Problem details> Copy every entry precisely.

%%

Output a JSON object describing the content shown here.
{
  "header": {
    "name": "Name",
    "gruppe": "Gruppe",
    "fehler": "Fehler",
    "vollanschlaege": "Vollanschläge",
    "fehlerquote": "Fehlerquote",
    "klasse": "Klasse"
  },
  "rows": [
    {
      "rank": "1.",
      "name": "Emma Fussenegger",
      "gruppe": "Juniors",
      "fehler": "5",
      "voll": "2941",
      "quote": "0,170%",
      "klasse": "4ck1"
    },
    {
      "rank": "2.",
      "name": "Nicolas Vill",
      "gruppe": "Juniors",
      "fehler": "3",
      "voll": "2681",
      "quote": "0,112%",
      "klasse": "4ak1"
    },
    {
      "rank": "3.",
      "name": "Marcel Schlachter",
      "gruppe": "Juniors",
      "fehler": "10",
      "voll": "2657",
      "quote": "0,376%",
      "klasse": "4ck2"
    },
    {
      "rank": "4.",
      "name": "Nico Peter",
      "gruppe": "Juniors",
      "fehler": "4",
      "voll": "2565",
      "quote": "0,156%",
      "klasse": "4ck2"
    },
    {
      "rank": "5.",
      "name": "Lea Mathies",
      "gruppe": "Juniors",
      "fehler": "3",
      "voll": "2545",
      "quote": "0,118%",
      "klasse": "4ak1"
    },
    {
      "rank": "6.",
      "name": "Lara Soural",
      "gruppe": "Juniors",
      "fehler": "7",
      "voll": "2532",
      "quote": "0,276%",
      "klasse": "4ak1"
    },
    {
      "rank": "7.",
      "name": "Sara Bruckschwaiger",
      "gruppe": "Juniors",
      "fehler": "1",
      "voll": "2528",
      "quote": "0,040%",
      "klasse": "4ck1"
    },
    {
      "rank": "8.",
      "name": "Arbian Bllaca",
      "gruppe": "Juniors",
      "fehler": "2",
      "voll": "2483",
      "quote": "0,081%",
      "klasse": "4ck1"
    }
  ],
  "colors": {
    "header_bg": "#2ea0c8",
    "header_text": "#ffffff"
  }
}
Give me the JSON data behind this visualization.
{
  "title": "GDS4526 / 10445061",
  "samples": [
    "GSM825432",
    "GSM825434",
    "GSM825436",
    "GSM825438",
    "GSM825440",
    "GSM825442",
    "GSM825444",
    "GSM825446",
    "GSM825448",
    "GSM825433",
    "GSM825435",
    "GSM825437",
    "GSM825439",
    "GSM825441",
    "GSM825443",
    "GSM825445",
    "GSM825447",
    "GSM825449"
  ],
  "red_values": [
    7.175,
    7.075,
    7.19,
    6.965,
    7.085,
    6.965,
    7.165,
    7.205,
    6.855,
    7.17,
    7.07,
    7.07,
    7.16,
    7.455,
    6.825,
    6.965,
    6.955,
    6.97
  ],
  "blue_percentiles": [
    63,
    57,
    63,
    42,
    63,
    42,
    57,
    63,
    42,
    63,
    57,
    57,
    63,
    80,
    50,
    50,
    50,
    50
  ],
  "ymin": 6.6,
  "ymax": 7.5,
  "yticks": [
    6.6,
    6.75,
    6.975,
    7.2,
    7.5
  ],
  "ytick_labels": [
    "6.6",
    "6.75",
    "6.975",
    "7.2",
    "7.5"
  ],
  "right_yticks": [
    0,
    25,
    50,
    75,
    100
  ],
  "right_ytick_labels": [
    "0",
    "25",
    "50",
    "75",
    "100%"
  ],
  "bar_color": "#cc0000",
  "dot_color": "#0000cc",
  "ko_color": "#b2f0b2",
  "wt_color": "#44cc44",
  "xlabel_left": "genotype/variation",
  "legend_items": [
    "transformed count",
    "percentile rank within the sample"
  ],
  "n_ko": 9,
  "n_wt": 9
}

%%

Answer to this exercise>
Output a JSON object describing the content shown here.
{
  "header": {
    "name": "Name",
    "gruppe": "Gruppe",
    "fehler": "Fehler",
    "vollanschlaege": "Vollanschläge",
    "fehlerquote": "Fehlerquote",
    "klasse": "Klasse"
  },
  "rows": [
    {
      "rank": "1.",
      "name": "Emma Fussenegger",
      "gruppe": "Juniors",
      "fehler": "5",
      "voll": "2941",
      "quote": "0,170%",
      "klasse": "4ck1"
    },
    {
      "rank": "2.",
      "name": "Nicolas Vill",
      "gruppe": "Juniors",
      "fehler": "3",
      "voll": "2681",
      "quote": "0,112%",
      "klasse": "4ak1"
    },
    {
      "rank": "3.",
      "name": "Marcel Schlachter",
      "gruppe": "Juniors",
      "fehler": "10",
      "voll": "2657",
      "quote": "0,376%",
      "klasse": "4ck2"
    },
    {
      "rank": "4.",
      "name": "Nico Peter",
      "gruppe": "Juniors",
      "fehler": "4",
      "voll": "2565",
      "quote": "0,156%",
      "klasse": "4ck2"
    },
    {
      "rank": "5.",
      "name": "Lea Mathies",
      "gruppe": "Juniors",
      "fehler": "3",
      "voll": "2545",
      "quote": "0,118%",
      "klasse": "4ak1"
    },
    {
      "rank": "6.",
      "name": "Lara Soural",
      "gruppe": "Juniors",
      "fehler": "7",
      "voll": "2532",
      "quote": "0,276%",
      "klasse": "4ak1"
    },
    {
      "rank": "7.",
      "name": "Sara Bruckschwaiger",
      "gruppe": "Juniors",
      "fehler": "1",
      "voll": "2528",
      "quote": "0,040%",
      "klasse": "4ck1"
    },
    {
      "rank": "8.",
      "name": "Arbian Bllaca",
      "gruppe": "Juniors",
      "fehler": "2",
      "voll": "2483",
      "quote": "0,081%",
      "klasse": "4ck1"
    }
  ],
  "colors": {
    "header_bg": "#2ea0c8",
    "header_text": "#ffffff"
  }
}
Give me the JSON data behind this visualization.
{
  "title": "GDS4526 / 10445061",
  "samples": [
    "GSM825432",
    "GSM825434",
    "GSM825436",
    "GSM825438",
    "GSM825440",
    "GSM825442",
    "GSM825444",
    "GSM825446",
    "GSM825448",
    "GSM825433",
    "GSM825435",
    "GSM825437",
    "GSM825439",
    "GSM825441",
    "GSM825443",
    "GSM825445",
    "GSM825447",
    "GSM825449"
  ],
  "red_values": [
    7.175,
    7.075,
    7.19,
    6.965,
    7.085,
    6.965,
    7.165,
    7.205,
    6.855,
    7.17,
    7.07,
    7.07,
    7.16,
    7.455,
    6.825,
    6.965,
    6.955,
    6.97
  ],
  "blue_percentiles": [
    63,
    57,
    63,
    42,
    63,
    42,
    57,
    63,
    42,
    63,
    57,
    57,
    63,
    80,
    50,
    50,
    50,
    50
  ],
  "ymin": 6.6,
  "ymax": 7.5,
  "yticks": [
    6.6,
    6.75,
    6.975,
    7.2,
    7.5
  ],
  "ytick_labels": [
    "6.6",
    "6.75",
    "6.975",
    "7.2",
    "7.5"
  ],
  "right_yticks": [
    0,
    25,
    50,
    75,
    100
  ],
  "right_ytick_labels": [
    "0",
    "25",
    "50",
    "75",
    "100%"
  ],
  "bar_color": "#cc0000",
  "dot_color": "#0000cc",
  "ko_color": "#b2f0b2",
  "wt_color": "#44cc44",
  "xlabel_left": "genotype/variation",
  "legend_items": [
    "transformed count",
    "percentile rank within the sample"
  ],
  "n_ko": 9,
  "n_wt": 9
}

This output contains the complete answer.